### ITEMS

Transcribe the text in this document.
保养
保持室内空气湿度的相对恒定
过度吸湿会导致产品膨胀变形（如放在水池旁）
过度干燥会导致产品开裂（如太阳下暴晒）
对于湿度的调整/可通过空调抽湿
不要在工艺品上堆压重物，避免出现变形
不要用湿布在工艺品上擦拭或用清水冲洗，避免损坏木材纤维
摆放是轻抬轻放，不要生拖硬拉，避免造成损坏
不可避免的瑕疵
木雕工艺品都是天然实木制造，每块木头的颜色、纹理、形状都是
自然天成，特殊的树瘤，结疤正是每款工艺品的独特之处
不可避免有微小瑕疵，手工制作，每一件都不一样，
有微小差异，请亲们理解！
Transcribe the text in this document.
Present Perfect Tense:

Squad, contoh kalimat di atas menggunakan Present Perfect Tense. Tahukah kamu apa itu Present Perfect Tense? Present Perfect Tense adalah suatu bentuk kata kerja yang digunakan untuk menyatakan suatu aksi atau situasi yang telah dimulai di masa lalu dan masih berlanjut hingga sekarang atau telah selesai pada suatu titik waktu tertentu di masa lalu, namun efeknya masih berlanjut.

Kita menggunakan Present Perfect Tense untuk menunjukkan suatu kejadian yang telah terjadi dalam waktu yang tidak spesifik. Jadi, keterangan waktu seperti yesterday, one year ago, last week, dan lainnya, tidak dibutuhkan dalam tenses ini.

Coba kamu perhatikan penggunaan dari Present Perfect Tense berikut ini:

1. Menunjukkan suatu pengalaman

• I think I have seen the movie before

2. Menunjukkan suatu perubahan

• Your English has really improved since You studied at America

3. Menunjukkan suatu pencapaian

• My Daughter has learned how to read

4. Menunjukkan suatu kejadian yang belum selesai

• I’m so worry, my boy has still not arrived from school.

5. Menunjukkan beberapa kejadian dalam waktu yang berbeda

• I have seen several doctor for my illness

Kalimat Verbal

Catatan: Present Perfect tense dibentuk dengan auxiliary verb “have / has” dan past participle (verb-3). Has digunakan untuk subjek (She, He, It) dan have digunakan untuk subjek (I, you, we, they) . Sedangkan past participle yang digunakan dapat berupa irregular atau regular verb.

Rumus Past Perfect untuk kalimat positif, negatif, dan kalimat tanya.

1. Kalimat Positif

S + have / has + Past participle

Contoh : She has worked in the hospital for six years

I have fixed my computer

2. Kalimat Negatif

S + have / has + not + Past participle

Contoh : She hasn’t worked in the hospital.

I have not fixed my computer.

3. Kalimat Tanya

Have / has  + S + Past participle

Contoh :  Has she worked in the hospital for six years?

### WHAT IS NEEDED
Print all the data exactly.

### WRITTEN ANSWER
Transcribe the text in this document.
保养
保持室内空气湿度的相对恒定
过度吸湿会导致产品膨胀变形（如放在水池旁）
过度干燥会导致产品开裂（如太阳下暴晒）
对于湿度的调整/可通过空调抽湿
不要在工艺品上堆压重物，避免出现变形
不要用湿布在工艺品上擦拭或用清水冲洗，避免损坏木材纤维
摆放是轻抬轻放，不要生拖硬拉，避免造成损坏
不可避免的瑕疵
木雕工艺品都是天然实木制造，每块木头的颜色、纹理、形状都是
自然天成，特殊的树瘤，结疤正是每款工艺品的独特之处
不可避免有微小瑕疵，手工制作，每一件都不一样，
有微小差异，请亲们理解！
Transcribe the text in this document.
Present Perfect Tense:

Squad, contoh kalimat di atas menggunakan Present Perfect Tense. Tahukah kamu apa itu Present Perfect Tense? Present Perfect Tense adalah suatu bentuk kata kerja yang digunakan untuk menyatakan suatu aksi atau situasi yang telah dimulai di masa lalu dan masih berlanjut hingga sekarang atau telah selesai pada suatu titik waktu tertentu di masa lalu, namun efeknya masih berlanjut.

Kita menggunakan Present Perfect Tense untuk menunjukkan suatu kejadian yang telah terjadi dalam waktu yang tidak spesifik. Jadi, keterangan waktu seperti yesterday, one year ago, last week, dan lainnya, tidak dibutuhkan dalam tenses ini.

Coba kamu perhatikan penggunaan dari Present Perfect Tense berikut ini:

1. Menunjukkan suatu pengalaman

• I think I have seen the movie before

2. Menunjukkan suatu perubahan

• Your English has really improved since You studied at America

3. Menunjukkan suatu pencapaian

• My Daughter has learned how to read

4. Menunjukkan suatu kejadian yang belum selesai

• I’m so worry, my boy has still not arrived from school.

5. Menunjukkan beberapa kejadian dalam waktu yang berbeda

• I have seen several doctor for my illness

Kalimat Verbal

Catatan: Present Perfect tense dibentuk dengan auxiliary verb “have / has” dan past participle (verb-3). Has digunakan untuk subjek (She, He, It) dan have digunakan untuk subjek (I, you, we, they) . Sedangkan past participle yang digunakan dapat berupa irregular atau regular verb.

Rumus Past Perfect untuk kalimat positif, negatif, dan kalimat tanya.

1. Kalimat Positif

S + have / has + Past participle

Contoh : She has worked in the hospital for six years

I have fixed my computer

2. Kalimat Negatif

S + have / has + not + Past participle

Contoh : She hasn’t worked in the hospital.

I have not fixed my computer.

3. Kalimat Tanya

Have / has  + S + Past participle

Contoh :  Has she worked in the hospital for six years?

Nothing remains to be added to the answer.